TO DO -
Each line should be copied exactly.

INPUT DATA -

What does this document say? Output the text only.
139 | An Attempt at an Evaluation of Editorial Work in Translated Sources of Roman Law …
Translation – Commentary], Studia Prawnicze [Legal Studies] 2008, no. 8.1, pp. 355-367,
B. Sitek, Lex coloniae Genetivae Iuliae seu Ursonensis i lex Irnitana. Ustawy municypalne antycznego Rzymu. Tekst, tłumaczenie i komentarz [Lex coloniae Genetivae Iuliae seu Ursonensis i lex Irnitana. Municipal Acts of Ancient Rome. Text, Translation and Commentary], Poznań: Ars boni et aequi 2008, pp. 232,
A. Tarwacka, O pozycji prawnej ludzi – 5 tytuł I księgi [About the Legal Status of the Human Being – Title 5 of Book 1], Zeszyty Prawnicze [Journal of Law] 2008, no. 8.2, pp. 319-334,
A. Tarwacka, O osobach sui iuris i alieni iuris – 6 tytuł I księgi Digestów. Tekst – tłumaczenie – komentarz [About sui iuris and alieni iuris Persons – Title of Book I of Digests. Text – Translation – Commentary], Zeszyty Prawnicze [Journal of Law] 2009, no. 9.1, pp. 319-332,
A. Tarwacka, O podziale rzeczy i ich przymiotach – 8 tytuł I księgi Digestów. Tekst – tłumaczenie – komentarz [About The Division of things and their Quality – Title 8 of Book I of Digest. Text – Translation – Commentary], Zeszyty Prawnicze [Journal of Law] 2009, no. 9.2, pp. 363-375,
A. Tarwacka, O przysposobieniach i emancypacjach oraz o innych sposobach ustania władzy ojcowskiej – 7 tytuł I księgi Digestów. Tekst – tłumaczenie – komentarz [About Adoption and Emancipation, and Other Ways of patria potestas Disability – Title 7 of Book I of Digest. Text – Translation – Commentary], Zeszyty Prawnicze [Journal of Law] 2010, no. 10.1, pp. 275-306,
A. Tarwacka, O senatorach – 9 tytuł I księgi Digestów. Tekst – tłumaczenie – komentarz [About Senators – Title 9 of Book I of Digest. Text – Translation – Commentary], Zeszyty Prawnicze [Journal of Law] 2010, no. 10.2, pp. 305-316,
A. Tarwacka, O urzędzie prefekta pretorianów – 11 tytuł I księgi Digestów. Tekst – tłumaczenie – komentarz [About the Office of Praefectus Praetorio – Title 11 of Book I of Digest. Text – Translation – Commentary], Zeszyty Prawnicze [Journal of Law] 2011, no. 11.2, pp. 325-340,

RESULT OF THIS EXERCISE -
What does this document say? Output the text only.
139 | An Attempt at an Evaluation of Editorial Work in Translated Sources of Roman Law …
Translation – Commentary], Studia Prawnicze [Legal Studies] 2008, no. 8.1, pp. 355-367,
B. Sitek, Lex coloniae Genetivae Iuliae seu Ursonensis i lex Irnitana. Ustawy municypalne antycznego Rzymu. Tekst, tłumaczenie i komentarz [Lex coloniae Genetivae Iuliae seu Ursonensis i lex Irnitana. Municipal Acts of Ancient Rome. Text, Translation and Commentary], Poznań: Ars boni et aequi 2008, pp. 232,
A. Tarwacka, O pozycji prawnej ludzi – 5 tytuł I księgi [About the Legal Status of the Human Being – Title 5 of Book 1], Zeszyty Prawnicze [Journal of Law] 2008, no. 8.2, pp. 319-334,
A. Tarwacka, O osobach sui iuris i alieni iuris – 6 tytuł I księgi Digestów. Tekst – tłumaczenie – komentarz [About sui iuris and alieni iuris Persons – Title of Book I of Digests. Text – Translation – Commentary], Zeszyty Prawnicze [Journal of Law] 2009, no. 9.1, pp. 319-332,
A. Tarwacka, O podziale rzeczy i ich przymiotach – 8 tytuł I księgi Digestów. Tekst – tłumaczenie – komentarz [About The Division of things and their Quality – Title 8 of Book I of Digest. Text – Translation – Commentary], Zeszyty Prawnicze [Journal of Law] 2009, no. 9.2, pp. 363-375,
A. Tarwacka, O przysposobieniach i emancypacjach oraz o innych sposobach ustania władzy ojcowskiej – 7 tytuł I księgi Digestów. Tekst – tłumaczenie – komentarz [About Adoption and Emancipation, and Other Ways of patria potestas Disability – Title 7 of Book I of Digest. Text – Translation – Commentary], Zeszyty Prawnicze [Journal of Law] 2010, no. 10.1, pp. 275-306,
A. Tarwacka, O senatorach – 9 tytuł I księgi Digestów. Tekst – tłumaczenie – komentarz [About Senators – Title 9 of Book I of Digest. Text – Translation – Commentary], Zeszyty Prawnicze [Journal of Law] 2010, no. 10.2, pp. 305-316,
A. Tarwacka, O urzędzie prefekta pretorianów – 11 tytuł I księgi Digestów. Tekst – tłumaczenie – komentarz [About the Office of Praefectus Praetorio – Title 11 of Book I of Digest. Text – Translation – Commentary], Zeszyty Prawnicze [Journal of Law] 2011, no. 11.2, pp. 325-340,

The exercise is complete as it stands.